(begin)

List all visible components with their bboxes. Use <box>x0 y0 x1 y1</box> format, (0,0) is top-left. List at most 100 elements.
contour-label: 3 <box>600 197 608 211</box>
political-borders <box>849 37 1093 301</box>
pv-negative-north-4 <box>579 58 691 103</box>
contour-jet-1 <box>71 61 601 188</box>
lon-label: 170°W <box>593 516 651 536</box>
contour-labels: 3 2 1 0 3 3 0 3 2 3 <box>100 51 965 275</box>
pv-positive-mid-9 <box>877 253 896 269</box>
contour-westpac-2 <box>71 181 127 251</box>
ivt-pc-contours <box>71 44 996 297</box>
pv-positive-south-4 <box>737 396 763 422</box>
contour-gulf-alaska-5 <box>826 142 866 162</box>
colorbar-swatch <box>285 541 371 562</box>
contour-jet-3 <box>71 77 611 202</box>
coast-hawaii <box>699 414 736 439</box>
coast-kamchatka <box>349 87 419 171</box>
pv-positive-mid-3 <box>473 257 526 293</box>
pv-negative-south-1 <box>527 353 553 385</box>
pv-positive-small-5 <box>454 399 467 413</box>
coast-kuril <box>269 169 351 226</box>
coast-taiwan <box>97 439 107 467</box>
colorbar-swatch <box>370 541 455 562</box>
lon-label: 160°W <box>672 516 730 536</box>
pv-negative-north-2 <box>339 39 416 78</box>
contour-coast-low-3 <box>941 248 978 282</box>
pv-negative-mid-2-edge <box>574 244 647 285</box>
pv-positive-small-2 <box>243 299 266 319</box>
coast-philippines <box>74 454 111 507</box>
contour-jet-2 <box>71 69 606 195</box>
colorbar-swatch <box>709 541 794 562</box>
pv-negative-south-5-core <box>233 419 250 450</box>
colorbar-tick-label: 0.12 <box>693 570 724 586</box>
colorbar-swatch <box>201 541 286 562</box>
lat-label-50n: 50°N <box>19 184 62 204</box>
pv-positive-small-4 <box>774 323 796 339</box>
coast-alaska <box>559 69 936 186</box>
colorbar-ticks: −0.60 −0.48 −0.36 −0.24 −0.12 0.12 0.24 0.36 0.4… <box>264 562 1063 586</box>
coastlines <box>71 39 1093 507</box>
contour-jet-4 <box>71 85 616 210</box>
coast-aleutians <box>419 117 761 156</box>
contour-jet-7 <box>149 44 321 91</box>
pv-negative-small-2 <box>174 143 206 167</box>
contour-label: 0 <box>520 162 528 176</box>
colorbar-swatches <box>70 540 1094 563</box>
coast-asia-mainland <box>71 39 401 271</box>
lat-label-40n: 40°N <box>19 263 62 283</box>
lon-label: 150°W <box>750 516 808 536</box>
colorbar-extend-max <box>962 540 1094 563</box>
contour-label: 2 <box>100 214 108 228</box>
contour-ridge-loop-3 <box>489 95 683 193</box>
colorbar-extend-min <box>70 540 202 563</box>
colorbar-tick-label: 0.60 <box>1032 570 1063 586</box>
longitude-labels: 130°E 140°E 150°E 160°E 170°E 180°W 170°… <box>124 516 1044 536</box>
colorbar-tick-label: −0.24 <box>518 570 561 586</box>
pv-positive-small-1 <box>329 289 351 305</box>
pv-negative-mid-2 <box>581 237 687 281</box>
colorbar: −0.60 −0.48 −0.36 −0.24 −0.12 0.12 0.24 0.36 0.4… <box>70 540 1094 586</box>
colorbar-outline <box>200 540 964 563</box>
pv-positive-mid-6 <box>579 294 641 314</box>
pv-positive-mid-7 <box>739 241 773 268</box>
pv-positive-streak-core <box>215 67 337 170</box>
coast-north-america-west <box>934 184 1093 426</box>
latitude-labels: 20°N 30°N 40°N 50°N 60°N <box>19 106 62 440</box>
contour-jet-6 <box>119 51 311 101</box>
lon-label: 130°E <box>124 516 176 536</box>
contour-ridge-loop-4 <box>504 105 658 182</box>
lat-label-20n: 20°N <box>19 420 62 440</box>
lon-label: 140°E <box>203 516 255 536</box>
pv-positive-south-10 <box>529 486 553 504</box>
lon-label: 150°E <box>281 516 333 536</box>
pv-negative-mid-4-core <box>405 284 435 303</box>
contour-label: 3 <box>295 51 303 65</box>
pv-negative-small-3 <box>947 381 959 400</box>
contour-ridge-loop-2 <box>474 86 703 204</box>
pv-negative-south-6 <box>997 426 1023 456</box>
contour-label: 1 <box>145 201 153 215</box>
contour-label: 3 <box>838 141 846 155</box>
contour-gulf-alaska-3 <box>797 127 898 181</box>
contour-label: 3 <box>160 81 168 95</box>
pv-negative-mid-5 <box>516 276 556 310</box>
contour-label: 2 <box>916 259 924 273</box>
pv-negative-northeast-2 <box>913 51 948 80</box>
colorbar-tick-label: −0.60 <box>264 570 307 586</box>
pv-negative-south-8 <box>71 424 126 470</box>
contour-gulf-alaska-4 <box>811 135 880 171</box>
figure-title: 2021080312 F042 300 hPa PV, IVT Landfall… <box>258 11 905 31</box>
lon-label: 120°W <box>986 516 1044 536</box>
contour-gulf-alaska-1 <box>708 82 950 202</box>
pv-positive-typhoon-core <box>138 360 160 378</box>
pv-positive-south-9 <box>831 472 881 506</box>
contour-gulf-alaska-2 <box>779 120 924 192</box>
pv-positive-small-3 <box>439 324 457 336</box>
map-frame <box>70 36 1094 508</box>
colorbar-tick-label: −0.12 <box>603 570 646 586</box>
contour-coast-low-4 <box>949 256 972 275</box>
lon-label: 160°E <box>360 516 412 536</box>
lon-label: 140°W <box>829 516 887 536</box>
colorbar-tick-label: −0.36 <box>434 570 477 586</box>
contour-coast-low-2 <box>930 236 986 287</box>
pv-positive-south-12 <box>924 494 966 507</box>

(end)

Rewrite the listing, swapping each "lon-label" for "longitude-label" and leaving every other character as it is.

List all visible components with their bboxes. Use <box>x0 y0 x1 y1</box> format, (0,0) is top-left. List at most 100 elements.
contour-label: 3 <box>600 197 608 211</box>
political-borders <box>849 37 1093 301</box>
pv-negative-north-4 <box>579 58 691 103</box>
contour-jet-1 <box>71 61 601 188</box>
longitude-label: 170°W <box>593 516 651 536</box>
contour-labels: 3 2 1 0 3 3 0 3 2 3 <box>100 51 965 275</box>
pv-positive-mid-9 <box>877 253 896 269</box>
contour-westpac-2 <box>71 181 127 251</box>
ivt-pc-contours <box>71 44 996 297</box>
pv-positive-south-4 <box>737 396 763 422</box>
contour-gulf-alaska-5 <box>826 142 866 162</box>
colorbar-swatch <box>285 541 371 562</box>
contour-jet-3 <box>71 77 611 202</box>
coast-hawaii <box>699 414 736 439</box>
coast-kamchatka <box>349 87 419 171</box>
pv-positive-mid-3 <box>473 257 526 293</box>
pv-negative-south-1 <box>527 353 553 385</box>
pv-positive-small-5 <box>454 399 467 413</box>
coast-kuril <box>269 169 351 226</box>
coast-taiwan <box>97 439 107 467</box>
colorbar-swatch <box>370 541 455 562</box>
longitude-label: 160°W <box>672 516 730 536</box>
pv-negative-north-2 <box>339 39 416 78</box>
contour-coast-low-3 <box>941 248 978 282</box>
pv-negative-mid-2-edge <box>574 244 647 285</box>
pv-positive-small-2 <box>243 299 266 319</box>
coast-philippines <box>74 454 111 507</box>
contour-jet-2 <box>71 69 606 195</box>
colorbar-swatch <box>709 541 794 562</box>
pv-negative-south-5-core <box>233 419 250 450</box>
colorbar-tick-label: 0.12 <box>693 570 724 586</box>
colorbar-swatch <box>201 541 286 562</box>
lat-label-50n: 50°N <box>19 184 62 204</box>
pv-positive-small-4 <box>774 323 796 339</box>
coast-alaska <box>559 69 936 186</box>
colorbar-ticks: −0.60 −0.48 −0.36 −0.24 −0.12 0.12 0.24 0.36 0.4… <box>264 562 1063 586</box>
coastlines <box>71 39 1093 507</box>
contour-jet-4 <box>71 85 616 210</box>
coast-aleutians <box>419 117 761 156</box>
contour-jet-7 <box>149 44 321 91</box>
pv-negative-small-2 <box>174 143 206 167</box>
contour-label: 0 <box>520 162 528 176</box>
colorbar-swatches <box>70 540 1094 563</box>
coast-asia-mainland <box>71 39 401 271</box>
lat-label-40n: 40°N <box>19 263 62 283</box>
longitude-label: 150°W <box>750 516 808 536</box>
colorbar-extend-max <box>962 540 1094 563</box>
contour-label: 2 <box>100 214 108 228</box>
contour-ridge-loop-3 <box>489 95 683 193</box>
colorbar-extend-min <box>70 540 202 563</box>
colorbar-tick-label: 0.60 <box>1032 570 1063 586</box>
longitude-labels: 130°E 140°E 150°E 160°E 170°E 180°W 170°… <box>124 516 1044 536</box>
colorbar-tick-label: −0.24 <box>518 570 561 586</box>
pv-positive-small-1 <box>329 289 351 305</box>
pv-negative-mid-2 <box>581 237 687 281</box>
colorbar: −0.60 −0.48 −0.36 −0.24 −0.12 0.12 0.24 0.36 0.4… <box>70 540 1094 586</box>
colorbar-outline <box>200 540 964 563</box>
pv-positive-mid-6 <box>579 294 641 314</box>
pv-positive-mid-7 <box>739 241 773 268</box>
pv-positive-streak-core <box>215 67 337 170</box>
coast-north-america-west <box>934 184 1093 426</box>
latitude-labels: 20°N 30°N 40°N 50°N 60°N <box>19 106 62 440</box>
contour-jet-6 <box>119 51 311 101</box>
longitude-label: 130°E <box>124 516 176 536</box>
contour-ridge-loop-4 <box>504 105 658 182</box>
lat-label-20n: 20°N <box>19 420 62 440</box>
longitude-label: 140°E <box>203 516 255 536</box>
pv-positive-south-10 <box>529 486 553 504</box>
longitude-label: 150°E <box>281 516 333 536</box>
pv-negative-mid-4-core <box>405 284 435 303</box>
contour-label: 3 <box>295 51 303 65</box>
pv-negative-small-3 <box>947 381 959 400</box>
contour-ridge-loop-2 <box>474 86 703 204</box>
pv-negative-south-6 <box>997 426 1023 456</box>
contour-label: 1 <box>145 201 153 215</box>
contour-label: 3 <box>838 141 846 155</box>
contour-gulf-alaska-3 <box>797 127 898 181</box>
contour-label: 3 <box>160 81 168 95</box>
pv-negative-mid-5 <box>516 276 556 310</box>
contour-label: 2 <box>916 259 924 273</box>
pv-negative-northeast-2 <box>913 51 948 80</box>
colorbar-tick-label: −0.60 <box>264 570 307 586</box>
pv-negative-south-8 <box>71 424 126 470</box>
contour-gulf-alaska-4 <box>811 135 880 171</box>
figure-title: 2021080312 F042 300 hPa PV, IVT Landfall… <box>258 11 905 31</box>
longitude-label: 120°W <box>986 516 1044 536</box>
contour-gulf-alaska-1 <box>708 82 950 202</box>
pv-positive-typhoon-core <box>138 360 160 378</box>
pv-positive-south-9 <box>831 472 881 506</box>
contour-gulf-alaska-2 <box>779 120 924 192</box>
pv-positive-small-3 <box>439 324 457 336</box>
map-frame <box>70 36 1094 508</box>
colorbar-tick-label: −0.12 <box>603 570 646 586</box>
contour-coast-low-4 <box>949 256 972 275</box>
longitude-label: 160°E <box>360 516 412 536</box>
longitude-label: 140°W <box>829 516 887 536</box>
colorbar-tick-label: −0.36 <box>434 570 477 586</box>
contour-coast-low-2 <box>930 236 986 287</box>
pv-positive-south-12 <box>924 494 966 507</box>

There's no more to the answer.